▶ **The task**
Filter the entries, keeping every line with the word "Number".

------ Data shown ------

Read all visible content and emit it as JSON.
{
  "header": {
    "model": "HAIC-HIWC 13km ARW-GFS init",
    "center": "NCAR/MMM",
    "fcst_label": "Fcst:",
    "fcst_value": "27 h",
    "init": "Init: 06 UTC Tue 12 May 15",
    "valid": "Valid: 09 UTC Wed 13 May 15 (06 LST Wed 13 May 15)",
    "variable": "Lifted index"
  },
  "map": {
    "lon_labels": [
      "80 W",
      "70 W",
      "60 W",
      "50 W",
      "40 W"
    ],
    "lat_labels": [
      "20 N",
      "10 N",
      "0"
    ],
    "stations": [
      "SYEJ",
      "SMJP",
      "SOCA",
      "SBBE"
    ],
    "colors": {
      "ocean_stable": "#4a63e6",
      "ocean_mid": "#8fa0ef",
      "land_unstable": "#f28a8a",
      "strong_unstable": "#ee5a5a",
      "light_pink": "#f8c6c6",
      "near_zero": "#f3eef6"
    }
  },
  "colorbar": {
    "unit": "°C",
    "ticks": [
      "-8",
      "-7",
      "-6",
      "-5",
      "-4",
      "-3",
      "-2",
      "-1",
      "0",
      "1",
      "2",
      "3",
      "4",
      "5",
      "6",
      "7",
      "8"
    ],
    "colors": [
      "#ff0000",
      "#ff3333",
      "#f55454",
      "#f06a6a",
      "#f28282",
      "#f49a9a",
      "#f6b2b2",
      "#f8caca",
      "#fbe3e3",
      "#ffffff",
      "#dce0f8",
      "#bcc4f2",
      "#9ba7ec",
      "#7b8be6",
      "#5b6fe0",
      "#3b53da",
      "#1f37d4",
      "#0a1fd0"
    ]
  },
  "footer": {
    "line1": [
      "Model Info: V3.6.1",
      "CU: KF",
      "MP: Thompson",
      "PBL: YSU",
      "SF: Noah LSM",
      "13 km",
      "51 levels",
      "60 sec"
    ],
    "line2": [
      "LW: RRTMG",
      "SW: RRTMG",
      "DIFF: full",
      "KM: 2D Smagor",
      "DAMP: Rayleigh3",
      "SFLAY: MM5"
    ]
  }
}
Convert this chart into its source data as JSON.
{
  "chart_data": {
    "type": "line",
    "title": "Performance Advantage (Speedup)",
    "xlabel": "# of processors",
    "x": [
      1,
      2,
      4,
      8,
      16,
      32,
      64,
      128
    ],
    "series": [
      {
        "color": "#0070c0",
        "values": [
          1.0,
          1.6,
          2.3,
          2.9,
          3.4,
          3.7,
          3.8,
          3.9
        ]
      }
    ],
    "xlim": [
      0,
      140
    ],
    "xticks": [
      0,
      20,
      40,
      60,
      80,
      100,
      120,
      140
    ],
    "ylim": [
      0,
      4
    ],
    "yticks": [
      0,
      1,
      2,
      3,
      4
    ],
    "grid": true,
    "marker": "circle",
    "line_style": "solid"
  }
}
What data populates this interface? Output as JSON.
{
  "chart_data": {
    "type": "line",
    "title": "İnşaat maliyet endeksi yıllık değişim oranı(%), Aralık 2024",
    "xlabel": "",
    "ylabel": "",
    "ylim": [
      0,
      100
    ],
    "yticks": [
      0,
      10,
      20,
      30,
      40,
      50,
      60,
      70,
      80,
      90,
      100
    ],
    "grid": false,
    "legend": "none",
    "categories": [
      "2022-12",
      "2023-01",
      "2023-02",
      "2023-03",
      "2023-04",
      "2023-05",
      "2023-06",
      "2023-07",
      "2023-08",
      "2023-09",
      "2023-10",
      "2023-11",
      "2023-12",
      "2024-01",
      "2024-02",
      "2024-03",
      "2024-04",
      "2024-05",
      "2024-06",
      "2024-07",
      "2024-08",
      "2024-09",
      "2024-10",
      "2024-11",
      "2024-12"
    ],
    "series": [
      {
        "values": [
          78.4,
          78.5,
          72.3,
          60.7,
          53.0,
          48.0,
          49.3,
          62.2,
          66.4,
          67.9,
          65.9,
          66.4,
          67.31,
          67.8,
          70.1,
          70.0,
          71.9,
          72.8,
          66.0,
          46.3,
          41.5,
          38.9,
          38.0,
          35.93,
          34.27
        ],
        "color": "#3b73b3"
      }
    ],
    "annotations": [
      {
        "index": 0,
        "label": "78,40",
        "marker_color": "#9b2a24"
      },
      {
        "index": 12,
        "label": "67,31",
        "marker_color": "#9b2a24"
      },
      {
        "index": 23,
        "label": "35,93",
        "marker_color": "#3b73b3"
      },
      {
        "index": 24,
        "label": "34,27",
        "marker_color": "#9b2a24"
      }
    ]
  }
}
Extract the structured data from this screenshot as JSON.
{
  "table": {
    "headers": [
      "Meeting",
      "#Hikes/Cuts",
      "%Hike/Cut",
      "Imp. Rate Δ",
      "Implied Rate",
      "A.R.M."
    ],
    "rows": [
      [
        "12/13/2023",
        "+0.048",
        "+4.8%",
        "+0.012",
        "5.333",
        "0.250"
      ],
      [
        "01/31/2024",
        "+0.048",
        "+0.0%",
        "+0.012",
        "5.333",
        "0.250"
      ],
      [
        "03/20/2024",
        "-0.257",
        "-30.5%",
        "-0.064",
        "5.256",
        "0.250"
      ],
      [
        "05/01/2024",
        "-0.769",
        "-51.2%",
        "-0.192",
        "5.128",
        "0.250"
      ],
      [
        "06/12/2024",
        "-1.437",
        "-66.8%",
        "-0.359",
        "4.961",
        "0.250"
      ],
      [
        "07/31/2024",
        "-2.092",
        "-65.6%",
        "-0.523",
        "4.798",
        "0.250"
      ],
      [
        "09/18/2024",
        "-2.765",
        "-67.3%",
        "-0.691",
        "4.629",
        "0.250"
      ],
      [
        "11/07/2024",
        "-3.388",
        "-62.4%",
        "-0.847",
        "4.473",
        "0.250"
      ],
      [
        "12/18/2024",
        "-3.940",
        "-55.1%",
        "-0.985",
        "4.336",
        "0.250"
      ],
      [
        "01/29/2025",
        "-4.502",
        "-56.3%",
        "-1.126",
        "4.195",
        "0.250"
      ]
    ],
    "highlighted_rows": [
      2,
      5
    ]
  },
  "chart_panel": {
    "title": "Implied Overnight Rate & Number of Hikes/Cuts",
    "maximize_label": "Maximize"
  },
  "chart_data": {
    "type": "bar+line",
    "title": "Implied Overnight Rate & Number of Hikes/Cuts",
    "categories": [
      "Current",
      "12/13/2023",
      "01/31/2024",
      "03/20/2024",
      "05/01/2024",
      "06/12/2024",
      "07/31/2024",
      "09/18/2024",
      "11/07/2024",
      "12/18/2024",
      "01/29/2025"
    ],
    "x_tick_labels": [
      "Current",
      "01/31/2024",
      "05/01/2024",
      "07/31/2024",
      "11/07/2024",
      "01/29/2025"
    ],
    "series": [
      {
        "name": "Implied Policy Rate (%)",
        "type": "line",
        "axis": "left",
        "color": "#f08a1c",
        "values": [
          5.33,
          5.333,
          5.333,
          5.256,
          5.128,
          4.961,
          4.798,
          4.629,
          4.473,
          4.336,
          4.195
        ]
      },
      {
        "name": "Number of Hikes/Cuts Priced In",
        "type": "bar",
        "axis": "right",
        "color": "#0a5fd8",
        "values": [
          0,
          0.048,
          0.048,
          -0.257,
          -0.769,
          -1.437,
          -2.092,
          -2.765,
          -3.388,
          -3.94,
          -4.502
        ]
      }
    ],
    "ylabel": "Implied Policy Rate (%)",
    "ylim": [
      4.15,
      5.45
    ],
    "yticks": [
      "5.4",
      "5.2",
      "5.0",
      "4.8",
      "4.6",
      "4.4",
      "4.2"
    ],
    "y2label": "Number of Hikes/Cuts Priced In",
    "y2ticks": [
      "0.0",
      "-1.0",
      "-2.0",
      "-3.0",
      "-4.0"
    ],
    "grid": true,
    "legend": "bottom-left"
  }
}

------

▶ **Response to the task**
    "title": "Implied Overnight Rate & Number of Hikes/Cuts",
    "title": "Implied Overnight Rate & Number of Hikes/Cuts",
        "name": "Number of Hikes/Cuts Priced In",
    "y2label": "Number of Hikes/Cuts Priced In",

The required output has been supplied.